[Structured figure records]

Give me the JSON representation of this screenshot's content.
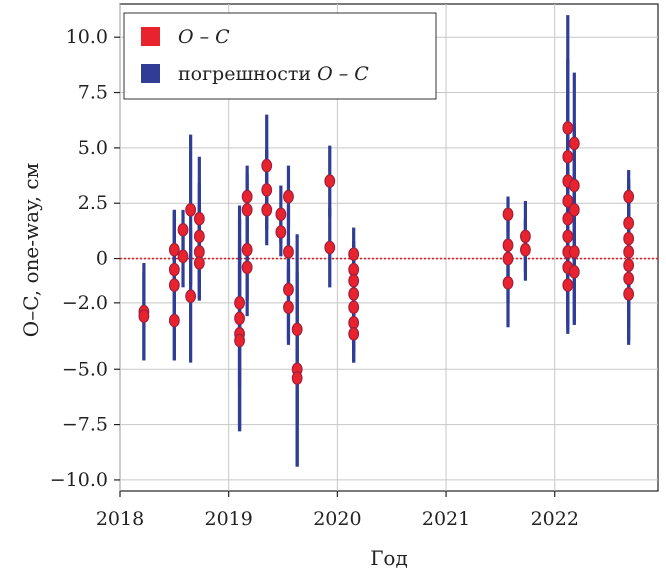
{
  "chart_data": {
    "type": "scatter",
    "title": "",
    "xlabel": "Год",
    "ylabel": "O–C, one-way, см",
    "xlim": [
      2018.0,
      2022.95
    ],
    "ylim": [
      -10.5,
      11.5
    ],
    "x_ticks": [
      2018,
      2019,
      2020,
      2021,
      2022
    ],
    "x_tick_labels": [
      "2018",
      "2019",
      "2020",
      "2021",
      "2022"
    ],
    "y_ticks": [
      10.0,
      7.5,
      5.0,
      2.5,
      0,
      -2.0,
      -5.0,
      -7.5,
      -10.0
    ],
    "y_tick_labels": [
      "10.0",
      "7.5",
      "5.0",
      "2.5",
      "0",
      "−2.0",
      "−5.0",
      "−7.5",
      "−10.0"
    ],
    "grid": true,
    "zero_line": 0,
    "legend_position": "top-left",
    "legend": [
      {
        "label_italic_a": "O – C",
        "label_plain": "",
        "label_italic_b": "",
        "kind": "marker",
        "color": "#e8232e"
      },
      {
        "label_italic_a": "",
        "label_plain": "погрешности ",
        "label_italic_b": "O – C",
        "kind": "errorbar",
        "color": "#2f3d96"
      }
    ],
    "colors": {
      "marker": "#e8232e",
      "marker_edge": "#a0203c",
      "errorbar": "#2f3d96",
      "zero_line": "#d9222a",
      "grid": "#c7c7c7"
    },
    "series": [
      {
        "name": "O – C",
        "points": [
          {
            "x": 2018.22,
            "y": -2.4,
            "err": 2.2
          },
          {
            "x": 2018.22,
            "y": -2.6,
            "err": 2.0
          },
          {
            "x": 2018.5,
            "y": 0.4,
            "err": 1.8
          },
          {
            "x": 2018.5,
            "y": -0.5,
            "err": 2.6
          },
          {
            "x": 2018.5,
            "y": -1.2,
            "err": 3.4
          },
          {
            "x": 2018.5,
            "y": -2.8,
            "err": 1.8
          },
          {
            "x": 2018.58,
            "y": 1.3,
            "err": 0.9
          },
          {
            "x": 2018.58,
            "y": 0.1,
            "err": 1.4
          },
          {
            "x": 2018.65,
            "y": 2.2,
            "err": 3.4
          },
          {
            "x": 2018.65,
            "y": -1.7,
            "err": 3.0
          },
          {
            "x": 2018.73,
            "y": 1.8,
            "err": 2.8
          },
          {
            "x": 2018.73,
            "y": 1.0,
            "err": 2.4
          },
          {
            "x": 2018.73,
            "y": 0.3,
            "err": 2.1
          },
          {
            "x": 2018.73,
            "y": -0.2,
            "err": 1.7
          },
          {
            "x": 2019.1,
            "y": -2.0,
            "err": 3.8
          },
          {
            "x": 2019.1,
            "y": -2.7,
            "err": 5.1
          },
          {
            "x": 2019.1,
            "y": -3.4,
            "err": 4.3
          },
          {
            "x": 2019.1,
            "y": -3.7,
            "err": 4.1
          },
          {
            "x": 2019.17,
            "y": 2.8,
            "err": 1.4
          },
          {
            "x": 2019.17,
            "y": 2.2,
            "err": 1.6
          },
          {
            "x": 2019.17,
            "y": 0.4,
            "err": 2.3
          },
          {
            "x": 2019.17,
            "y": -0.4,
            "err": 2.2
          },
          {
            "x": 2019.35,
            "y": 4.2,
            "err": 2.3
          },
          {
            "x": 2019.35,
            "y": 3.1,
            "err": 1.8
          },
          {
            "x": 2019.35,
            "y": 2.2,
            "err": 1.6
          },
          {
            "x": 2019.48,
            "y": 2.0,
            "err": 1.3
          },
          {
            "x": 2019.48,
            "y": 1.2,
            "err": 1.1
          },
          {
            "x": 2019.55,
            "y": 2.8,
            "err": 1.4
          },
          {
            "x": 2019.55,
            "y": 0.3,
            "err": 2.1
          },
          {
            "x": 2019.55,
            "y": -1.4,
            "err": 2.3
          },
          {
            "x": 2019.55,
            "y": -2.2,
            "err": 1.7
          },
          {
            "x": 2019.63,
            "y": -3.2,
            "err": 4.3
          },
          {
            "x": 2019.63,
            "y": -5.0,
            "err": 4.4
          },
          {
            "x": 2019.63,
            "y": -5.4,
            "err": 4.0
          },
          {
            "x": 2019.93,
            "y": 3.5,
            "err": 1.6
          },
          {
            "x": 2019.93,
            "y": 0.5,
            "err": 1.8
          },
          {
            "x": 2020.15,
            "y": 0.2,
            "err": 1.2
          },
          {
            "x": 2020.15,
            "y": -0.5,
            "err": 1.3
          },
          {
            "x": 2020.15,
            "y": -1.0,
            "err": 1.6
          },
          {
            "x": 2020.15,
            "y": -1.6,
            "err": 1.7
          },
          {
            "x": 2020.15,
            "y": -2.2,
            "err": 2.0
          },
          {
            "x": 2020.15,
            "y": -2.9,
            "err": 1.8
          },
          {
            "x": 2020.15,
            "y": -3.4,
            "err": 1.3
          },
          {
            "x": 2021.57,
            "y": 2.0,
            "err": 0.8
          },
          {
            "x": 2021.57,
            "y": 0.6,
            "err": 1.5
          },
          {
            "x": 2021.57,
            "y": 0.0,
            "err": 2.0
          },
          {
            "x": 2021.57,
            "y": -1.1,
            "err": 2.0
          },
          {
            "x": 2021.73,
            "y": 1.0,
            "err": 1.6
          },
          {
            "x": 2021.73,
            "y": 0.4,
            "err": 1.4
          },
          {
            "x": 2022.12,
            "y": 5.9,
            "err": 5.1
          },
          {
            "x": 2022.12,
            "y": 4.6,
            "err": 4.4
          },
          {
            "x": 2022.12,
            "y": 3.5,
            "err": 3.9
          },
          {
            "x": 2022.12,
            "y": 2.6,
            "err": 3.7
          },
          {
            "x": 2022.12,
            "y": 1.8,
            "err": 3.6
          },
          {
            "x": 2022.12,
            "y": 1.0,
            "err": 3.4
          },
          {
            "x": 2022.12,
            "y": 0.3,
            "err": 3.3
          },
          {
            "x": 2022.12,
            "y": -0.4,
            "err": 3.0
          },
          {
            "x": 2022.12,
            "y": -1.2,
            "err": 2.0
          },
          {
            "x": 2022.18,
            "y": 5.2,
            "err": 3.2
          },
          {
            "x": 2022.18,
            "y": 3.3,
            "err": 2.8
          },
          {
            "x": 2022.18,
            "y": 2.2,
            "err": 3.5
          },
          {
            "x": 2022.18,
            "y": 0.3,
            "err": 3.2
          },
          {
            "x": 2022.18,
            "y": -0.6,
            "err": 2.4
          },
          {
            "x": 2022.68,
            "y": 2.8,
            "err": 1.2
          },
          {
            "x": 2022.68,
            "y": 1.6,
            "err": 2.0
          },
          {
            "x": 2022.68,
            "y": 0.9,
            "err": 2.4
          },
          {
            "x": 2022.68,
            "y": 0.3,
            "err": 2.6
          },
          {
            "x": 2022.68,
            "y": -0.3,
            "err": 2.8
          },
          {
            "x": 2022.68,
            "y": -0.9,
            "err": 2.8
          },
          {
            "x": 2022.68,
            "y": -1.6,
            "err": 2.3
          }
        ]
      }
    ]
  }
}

...

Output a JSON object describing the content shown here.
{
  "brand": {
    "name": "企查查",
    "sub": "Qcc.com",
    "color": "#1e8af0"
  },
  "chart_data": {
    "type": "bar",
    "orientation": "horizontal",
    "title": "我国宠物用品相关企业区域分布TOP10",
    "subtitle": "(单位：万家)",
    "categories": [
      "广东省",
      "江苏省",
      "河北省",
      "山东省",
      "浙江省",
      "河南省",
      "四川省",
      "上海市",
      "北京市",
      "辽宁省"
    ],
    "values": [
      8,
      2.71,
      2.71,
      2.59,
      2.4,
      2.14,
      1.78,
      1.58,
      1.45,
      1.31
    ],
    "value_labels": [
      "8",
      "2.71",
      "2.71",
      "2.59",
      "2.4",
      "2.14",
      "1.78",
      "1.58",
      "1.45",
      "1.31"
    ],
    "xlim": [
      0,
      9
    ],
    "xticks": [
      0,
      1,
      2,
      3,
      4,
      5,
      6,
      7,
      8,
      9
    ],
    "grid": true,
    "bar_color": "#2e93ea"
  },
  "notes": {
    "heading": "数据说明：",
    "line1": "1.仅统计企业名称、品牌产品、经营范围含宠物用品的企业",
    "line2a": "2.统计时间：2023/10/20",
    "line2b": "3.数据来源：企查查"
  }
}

PROBLEM STATEMENT: Select and copy every line of the material that holds the string "JSON".

EXERCISE SOLUTION:
Give me the JSON representation of this screenshot's content.
Output a JSON object describing the content shown here.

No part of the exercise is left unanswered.